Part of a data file

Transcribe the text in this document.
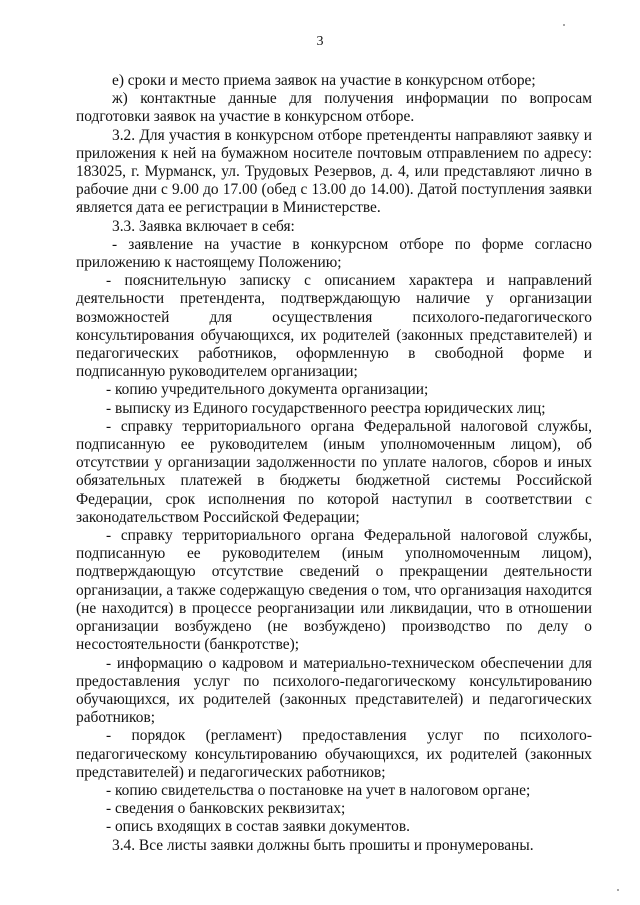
3

е) сроки и место приема заявок на участие в конкурсном отборе;

ж) контактные данные для получения информации по вопросам подготовки заявок на участие в конкурсном отборе.

3.2. Для участия в конкурсном отборе претенденты направляют заявку и приложения к ней на бумажном носителе почтовым отправлением по адресу: 183025, г. Мурманск, ул. Трудовых Резервов, д. 4, или представляют лично в рабочие дни с 9.00 до 17.00 (обед с 13.00 до 14.00). Датой поступления заявки является дата ее регистрации в Министерстве.

3.3. Заявка включает в себя:

- заявление на участие в конкурсном отборе по форме согласно приложению к настоящему Положению;

- пояснительную записку с описанием характера и направлений деятельности претендента, подтверждающую наличие у организации возможностей для осуществления психолого-педагогического консультирования обучающихся, их родителей (законных представителей) и педагогических работников, оформленную в свободной форме и подписанную руководителем организации;

- копию учредительного документа организации;

- выписку из Единого государственного реестра юридических лиц;

- справку территориального органа Федеральной налоговой службы, подписанную ее руководителем (иным уполномоченным лицом), об отсутствии у организации задолженности по уплате налогов, сборов и иных обязательных платежей в бюджеты бюджетной системы Российской Федерации, срок исполнения по которой наступил в соответствии с законодательством Российской Федерации;

- справку территориального органа Федеральной налоговой службы, подписанную ее руководителем (иным уполномоченным лицом), подтверждающую отсутствие сведений о прекращении деятельности организации, а также содержащую сведения о том, что организация находится (не находится) в процессе реорганизации или ликвидации, что в отношении организации возбуждено (не возбуждено) производство по делу о несостоятельности (банкротстве);

- информацию о кадровом и материально-техническом обеспечении для предоставления услуг по психолого-педагогическому консультированию обучающихся, их родителей (законных представителей) и педагогических работников;

- порядок (регламент) предоставления услуг по психолого-педагогическому консультированию обучающихся, их родителей (законных представителей) и педагогических работников;

- копию свидетельства о постановке на учет в налоговом органе;

- сведения о банковских реквизитах;

- опись входящих в состав заявки документов.

3.4. Все листы заявки должны быть прошиты и пронумерованы.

_Set exercise_.
Using the data above, print every line exactly, omitting pictures.

_Task result_.
Transcribe the text in this document.
3

е) сроки и место приема заявок на участие в конкурсном отборе;

ж) контактные данные для получения информации по вопросам подготовки заявок на участие в конкурсном отборе.

3.2. Для участия в конкурсном отборе претенденты направляют заявку и приложения к ней на бумажном носителе почтовым отправлением по адресу: 183025, г. Мурманск, ул. Трудовых Резервов, д. 4, или представляют лично в рабочие дни с 9.00 до 17.00 (обед с 13.00 до 14.00). Датой поступления заявки является дата ее регистрации в Министерстве.

3.3. Заявка включает в себя:

- заявление на участие в конкурсном отборе по форме согласно приложению к настоящему Положению;

- пояснительную записку с описанием характера и направлений деятельности претендента, подтверждающую наличие у организации возможностей для осуществления психолого-педагогического консультирования обучающихся, их родителей (законных представителей) и педагогических работников, оформленную в свободной форме и подписанную руководителем организации;

- копию учредительного документа организации;

- выписку из Единого государственного реестра юридических лиц;

- справку территориального органа Федеральной налоговой службы, подписанную ее руководителем (иным уполномоченным лицом), об отсутствии у организации задолженности по уплате налогов, сборов и иных обязательных платежей в бюджеты бюджетной системы Российской Федерации, срок исполнения по которой наступил в соответствии с законодательством Российской Федерации;

- справку территориального органа Федеральной налоговой службы, подписанную ее руководителем (иным уполномоченным лицом), подтверждающую отсутствие сведений о прекращении деятельности организации, а также содержащую сведения о том, что организация находится (не находится) в процессе реорганизации или ликвидации, что в отношении организации возбуждено (не возбуждено) производство по делу о несостоятельности (банкротстве);

- информацию о кадровом и материально-техническом обеспечении для предоставления услуг по психолого-педагогическому консультированию обучающихся, их родителей (законных представителей) и педагогических работников;

- порядок (регламент) предоставления услуг по психолого-педагогическому консультированию обучающихся, их родителей (законных представителей) и педагогических работников;

- копию свидетельства о постановке на учет в налоговом органе;

- сведения о банковских реквизитах;

- опись входящих в состав заявки документов.

3.4. Все листы заявки должны быть прошиты и пронумерованы.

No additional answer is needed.